Entries from a page text dataset
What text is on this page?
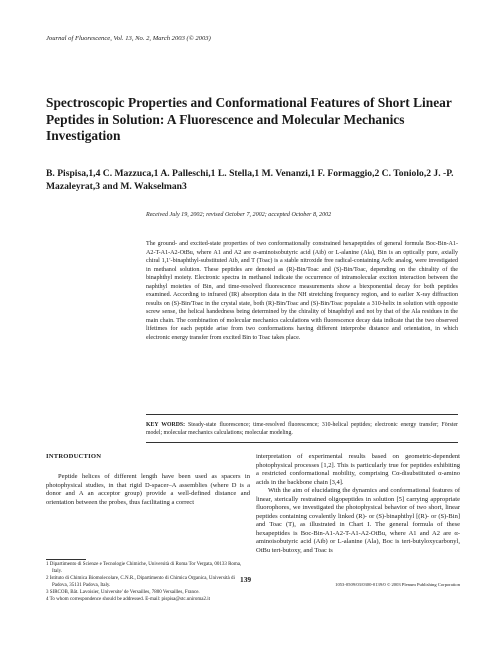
Journal of Fluorescence, Vol. 13, No. 2, March 2003 (© 2003)
Spectroscopic Properties and Conformational Features of Short Linear Peptides in Solution: A Fluorescence and Molecular Mechanics Investigation
B. Pispisa,1,4 C. Mazzuca,1 A. Palleschi,1 L. Stella,1 M. Venanzi,1 F. Formaggio,2 C. Toniolo,2 J. -P. Mazaleyrat,3 and M. Wakselman3
Received July 19, 2002; revised October 7, 2002; accepted October 8, 2002

The ground- and excited-state properties of two conformationally constrained hexapeptides of general formula Boc-Bin-A1-A2-T-A1-A2-OtBu, where A1 and A2 are α-aminoisobutyric acid (Aib) or L-alanine (Ala), Bin is an optically pure, axially chiral 1,1′-binaphthyl-substituted Aib, and T (Toac) is a stable nitroxide free radical-containing Acθc analog, were investigated in methanol solution. These peptides are denoted as (R)-Bin/Toac and (S)-Bin/Toac, depending on the chirality of the binaphthyl moiety. Electronic spectra in methanol indicate the occurrence of intramolecular exciton interaction between the naphthyl moieties of Bin, and time-resolved fluorescence measurements show a biexponential decay for both peptides examined. According to infrared (IR) absorption data in the NH stretching frequency region, and to earlier X-ray diffraction results on (S)-Bin/Toac in the crystal state, both (R)-Bin/Toac and (S)-Bin/Toac populate a 310-helix in solution with opposite screw sense, the helical handedness being determined by the chirality of binaphthyl and not by that of the Ala residues in the main chain. The combination of molecular mechanics calculations with fluorescence decay data indicate that the two observed lifetimes for each peptide arise from two conformations having different interprobe distance and orientation, in which electronic energy transfer from excited Bin to Toac takes place.

KEY WORDS: Steady-state fluorescence; time-resolved fluorescence; 310-helical peptides; electronic energy transfer; Förster model; molecular mechanics calculations; molecular modeling.
INTRODUCTION

Peptide helices of different length have been used as spacers in photophysical studies, in that rigid D-spacer–A assemblies (where D is a donor and A an acceptor group) provide a well-defined distance and orientation between the probes, thus facilitating a correct

interpretation of experimental results based on geometric-dependent photophysical processes [1,2]. This is particularly true for peptides exhibiting a restricted conformational mobility, comprising Cα-disubstituted α-amino acids in the backbone chain [3,4].

With the aim of elucidating the dynamics and conformational features of linear, sterically restrained oligopeptides in solution [5] carrying appropriate fluorophores, we investigated the photophysical behavior of two short, linear peptides containing covalently linked (R)- or (S)-binaphthyl [(R)- or (S)-Bin] and Toac (T), as illustrated in Chart I. The general formula of these hexapeptides is Boc-Bin-A1-A2-T-A1-A2-OtBu, where A1 and A2 are α-aminoisobutyric acid (Aib) or L-alanine (Ala), Boc is tert-butyloxycarbonyl, OtBu tert-butoxy, and Toac is

1 Dipartimento di Scienze e Tecnologie Chimiche, Università di Roma Tor Vergata, 00133 Roma, Italy.
2 Istituto di Chimica Biomolecolare, C.N.R., Dipartimento di Chimica Organica, Università di Padova, 35131 Padova, Italy.
3 SIRCOB, Bât. Lavoisier, Universite' de Versailles, 7800 Versailles, France.
4 To whom correspondence should be addressed. E-mail: pispisa@stc.uniroma2.it
139
1053-0509/03/0300-0139/0 © 2003 Plenum Publishing Corporation
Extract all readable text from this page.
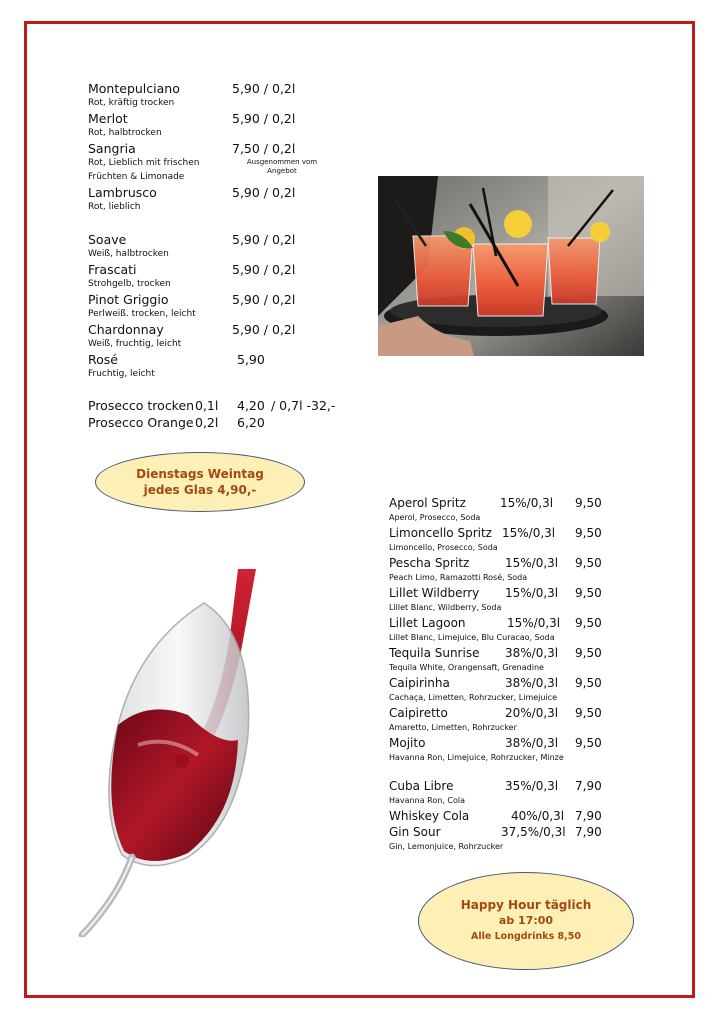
Montepulciano	5,90 / 0,2l
Rot, kräftig trocken
Merlot	5,90 / 0,2l
Rot, halbtrocken
Sangria	7,50 / 0,2l
Rot, Lieblich mit frischen
Früchten & Limonade
Ausgenommen vom
Angebot
Lambrusco	5,90 / 0,2l
Rot, lieblich
Soave	5,90 / 0,2l
Weiß, halbtrocken
Frascati	5,90 / 0,2l
Strohgelb, trocken
Pinot Griggio	5,90 / 0,2l
Perlweiß. trocken, leicht
Chardonnay	5,90 / 0,2l
Weiß, fruchtig, leicht
Rosé	5,90
Fruchtig, leicht
Prosecco trocken 0,1l 4,20 / 0,7l -32,-
Prosecco Orange 0,2l 6,20
Dienstags Weintag
jedes Glas 4,90,-
Aperol Spritz	15%/0,3l 9,50
Aperol, Prosecco, Soda
Limoncello Spritz 15%/0,3l 9,50
Limoncello, Prosecco, Soda
Pescha Spritz	15%/0,3l 9,50
Peach Limo, Ramazotti Rosé, Soda
Lillet Wildberry 15%/0,3l 9,50
Lillet Blanc, Wildberry, Soda
Lillet Lagoon	15%/0,3l 9,50
Lillet Blanc, Limejuice, Blu Curacao, Soda
Tequila Sunrise 38%/0,3l 9,50
Tequila White, Orangensaft, Grenadine
Caipirinha	38%/0,3l 9,50
Cachaça, Limetten, Rohrzucker, Limejuice
Caipiretto	20%/0,3l 9,50
Amaretto, Limetten, Rohrzucker
Mojito	38%/0,3l 9,50
Havanna Ron, Limejuice, Rohrzucker, Minze
Cuba Libre	35%/0,3l 7,90
Havanna Ron, Cola
Whiskey Cola	40%/0,3l 7,90
Gin Sour	37,5%/0,3l 7,90
Gin, Lemonjuice, Rohrzucker
Happy Hour täglich
ab 17:00
Alle Longdrinks 8,50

* **PROBLEM DESCRIPTION**:
From the line containing "Extract all readable text from this page." through the last line of the data above, write out every line word for word, and nothing else. Do not include the pictures.

* **RESULT FOR THIS TASK**:
Extract all readable text from this page.
Montepulciano	5,90 / 0,2l
Rot, kräftig trocken
Merlot	5,90 / 0,2l
Rot, halbtrocken
Sangria	7,50 / 0,2l
Rot, Lieblich mit frischen
Früchten & Limonade
Ausgenommen vom
Angebot
Lambrusco	5,90 / 0,2l
Rot, lieblich
Soave	5,90 / 0,2l
Weiß, halbtrocken
Frascati	5,90 / 0,2l
Strohgelb, trocken
Pinot Griggio	5,90 / 0,2l
Perlweiß. trocken, leicht
Chardonnay	5,90 / 0,2l
Weiß, fruchtig, leicht
Rosé	5,90
Fruchtig, leicht
Prosecco trocken 0,1l 4,20 / 0,7l -32,-
Prosecco Orange 0,2l 6,20
Dienstags Weintag
jedes Glas 4,90,-
Aperol Spritz	15%/0,3l 9,50
Aperol, Prosecco, Soda
Limoncello Spritz 15%/0,3l 9,50
Limoncello, Prosecco, Soda
Pescha Spritz	15%/0,3l 9,50
Peach Limo, Ramazotti Rosé, Soda
Lillet Wildberry 15%/0,3l 9,50
Lillet Blanc, Wildberry, Soda
Lillet Lagoon	15%/0,3l 9,50
Lillet Blanc, Limejuice, Blu Curacao, Soda
Tequila Sunrise 38%/0,3l 9,50
Tequila White, Orangensaft, Grenadine
Caipirinha	38%/0,3l 9,50
Cachaça, Limetten, Rohrzucker, Limejuice
Caipiretto	20%/0,3l 9,50
Amaretto, Limetten, Rohrzucker
Mojito	38%/0,3l 9,50
Havanna Ron, Limejuice, Rohrzucker, Minze
Cuba Libre	35%/0,3l 7,90
Havanna Ron, Cola
Whiskey Cola	40%/0,3l 7,90
Gin Sour	37,5%/0,3l 7,90
Gin, Lemonjuice, Rohrzucker
Happy Hour täglich
ab 17:00
Alle Longdrinks 8,50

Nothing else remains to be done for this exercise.